> _Tâches à effectuer_
(A) Dans le texte sur Les Grands Charrons, condensez sous forme de liste le paragraphe qui commence par « Il faut dire que Les Grands Charrons » en gardant ses faits principaux.
(B) Recopiez, s'il vous plaît, la partie du texte sur Les Grands Charrons qui s'ouvre sur les mots contenant « Voici une des » et se termine par « de belle envergure. ».

> _Texte fourni_
++++++++++
Voici une des cuvées phares du domaine qui a largement contribué à installer la réputation des Bouzereau au sommet de l’appellation Meursault. Pour certains « experts », critiques ou vignerons, ce climat fait d’ailleurs partie, avec Chevalière ou, bien sûr, Les Tessons, de ce que l’on pourrait appeler les « seconds crus » de Meursault, tant ils donnent des vins racés et de belle envergure.
Il faut dire que Les Grands Charrons présentent toutes les caractéristiques d’un grand terroir bourguignon : une exposition à l’Est, un substrat argilo-calcaire, riche en oxydes de fer, plus profond et alluvionnaire en bas de coteau, gage de puissance du vin, plus calcaire et pierreux sur le haut, gage de finesse et de verticalité. C’est donc ici que les Bouzereau cultivent près de 2 hectares, répartis sur 5 parcelles bien représentatives des nuances du climat. Les plus jeunes vignes ont ici plus de 25 ans, et les plus âgées près de 70. Elles ont eu largement le temps de capter l’essence même de ce terroir des Grands Charrons.
Après une fermentation sur levures indigènes, Jean-Baptiste pratique un élevage en fûts et demi-muids (avec une faible proportion de bois neuf) pendant un an, avant de laisser le vin repasser quelques mois supplémentaires en cuve, histoire de parfaire ses équilibres et de regagner en dynamisme et en tension.
++++++++++
> _Données extraites_
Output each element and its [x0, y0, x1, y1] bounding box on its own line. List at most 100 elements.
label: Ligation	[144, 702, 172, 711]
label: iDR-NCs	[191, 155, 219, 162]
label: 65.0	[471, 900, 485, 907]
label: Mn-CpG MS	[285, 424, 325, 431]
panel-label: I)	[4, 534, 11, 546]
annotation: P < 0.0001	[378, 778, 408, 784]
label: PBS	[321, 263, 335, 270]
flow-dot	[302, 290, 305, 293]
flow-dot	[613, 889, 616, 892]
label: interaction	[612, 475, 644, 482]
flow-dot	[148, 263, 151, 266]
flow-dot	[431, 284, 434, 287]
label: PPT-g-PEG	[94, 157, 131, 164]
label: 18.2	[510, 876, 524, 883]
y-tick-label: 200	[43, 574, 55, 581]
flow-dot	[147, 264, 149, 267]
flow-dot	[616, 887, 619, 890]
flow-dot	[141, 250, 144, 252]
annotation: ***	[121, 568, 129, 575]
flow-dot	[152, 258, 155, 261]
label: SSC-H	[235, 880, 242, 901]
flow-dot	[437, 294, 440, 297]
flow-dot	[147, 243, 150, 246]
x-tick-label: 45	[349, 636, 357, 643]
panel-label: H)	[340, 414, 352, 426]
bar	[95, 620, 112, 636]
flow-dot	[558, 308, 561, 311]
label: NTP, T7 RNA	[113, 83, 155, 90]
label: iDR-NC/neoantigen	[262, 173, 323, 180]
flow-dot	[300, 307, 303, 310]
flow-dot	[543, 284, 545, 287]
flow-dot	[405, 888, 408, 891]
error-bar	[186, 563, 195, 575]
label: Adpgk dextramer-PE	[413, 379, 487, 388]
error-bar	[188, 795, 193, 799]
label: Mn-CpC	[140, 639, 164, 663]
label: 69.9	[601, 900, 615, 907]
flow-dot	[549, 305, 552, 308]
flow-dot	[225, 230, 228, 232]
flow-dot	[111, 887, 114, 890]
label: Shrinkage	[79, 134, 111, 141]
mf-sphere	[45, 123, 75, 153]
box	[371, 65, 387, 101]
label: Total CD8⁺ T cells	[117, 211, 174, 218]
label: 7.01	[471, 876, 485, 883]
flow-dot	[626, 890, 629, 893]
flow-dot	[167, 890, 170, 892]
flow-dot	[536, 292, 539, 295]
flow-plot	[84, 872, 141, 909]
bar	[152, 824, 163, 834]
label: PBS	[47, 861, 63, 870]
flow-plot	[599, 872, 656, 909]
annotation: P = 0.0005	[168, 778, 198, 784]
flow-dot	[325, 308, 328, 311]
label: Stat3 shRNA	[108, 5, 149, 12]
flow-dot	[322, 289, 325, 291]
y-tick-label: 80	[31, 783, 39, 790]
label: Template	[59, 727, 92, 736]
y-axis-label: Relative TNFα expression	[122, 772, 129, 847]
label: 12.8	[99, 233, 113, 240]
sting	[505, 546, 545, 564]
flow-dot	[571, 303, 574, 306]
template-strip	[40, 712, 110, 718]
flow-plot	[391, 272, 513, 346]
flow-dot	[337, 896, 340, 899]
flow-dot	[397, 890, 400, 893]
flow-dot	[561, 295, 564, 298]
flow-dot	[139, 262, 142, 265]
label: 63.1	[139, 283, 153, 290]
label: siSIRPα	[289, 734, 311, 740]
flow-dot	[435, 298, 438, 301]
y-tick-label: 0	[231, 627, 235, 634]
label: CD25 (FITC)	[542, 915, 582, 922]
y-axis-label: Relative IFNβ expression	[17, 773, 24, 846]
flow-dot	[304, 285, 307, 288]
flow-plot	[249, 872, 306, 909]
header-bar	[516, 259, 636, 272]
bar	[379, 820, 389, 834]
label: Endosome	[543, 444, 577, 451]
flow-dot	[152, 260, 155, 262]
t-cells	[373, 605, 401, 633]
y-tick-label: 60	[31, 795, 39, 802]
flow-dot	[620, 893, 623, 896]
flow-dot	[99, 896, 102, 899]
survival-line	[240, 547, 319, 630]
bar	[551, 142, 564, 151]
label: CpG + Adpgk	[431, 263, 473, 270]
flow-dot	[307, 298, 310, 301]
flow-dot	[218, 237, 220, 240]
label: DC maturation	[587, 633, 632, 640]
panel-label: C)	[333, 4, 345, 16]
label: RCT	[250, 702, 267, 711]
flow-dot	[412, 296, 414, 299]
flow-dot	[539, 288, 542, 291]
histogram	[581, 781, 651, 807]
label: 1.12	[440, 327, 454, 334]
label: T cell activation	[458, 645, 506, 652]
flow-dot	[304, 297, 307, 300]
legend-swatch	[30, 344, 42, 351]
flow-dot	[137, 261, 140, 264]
++++++++++
> _Résultats des tâches_
(A)
- Les Grands Charrons ont toutes les caractéristiques d'un grand terroir bourguignon : exposition à l'Est, substrat argilo-calcaire riche en oxydes de fer.
- En bas de coteau, le sol est plus profond et alluvionnaire, gage de puissance du vin.
- Sur le haut, il est plus calcaire et pierreux, gage de finesse et de verticalité.
- Les Bouzereau y cultivent près de 2 hectares, répartis sur 5 parcelles représentatives des nuances du climat.
- Les vignes ont de plus de 25 ans à près de 70 ans.

(B)
Voici une des cuvées phares du domaine qui a largement contribué à installer la réputation des Bouzereau au sommet de l’appellation Meursault. Pour certains « experts », critiques ou vignerons, ce climat fait d’ailleurs partie, avec Chevalière ou, bien sûr, Les Tessons, de ce que l’on pourrait appeler les « seconds crus » de Meursault, tant ils donnent des vins racés et de belle envergure.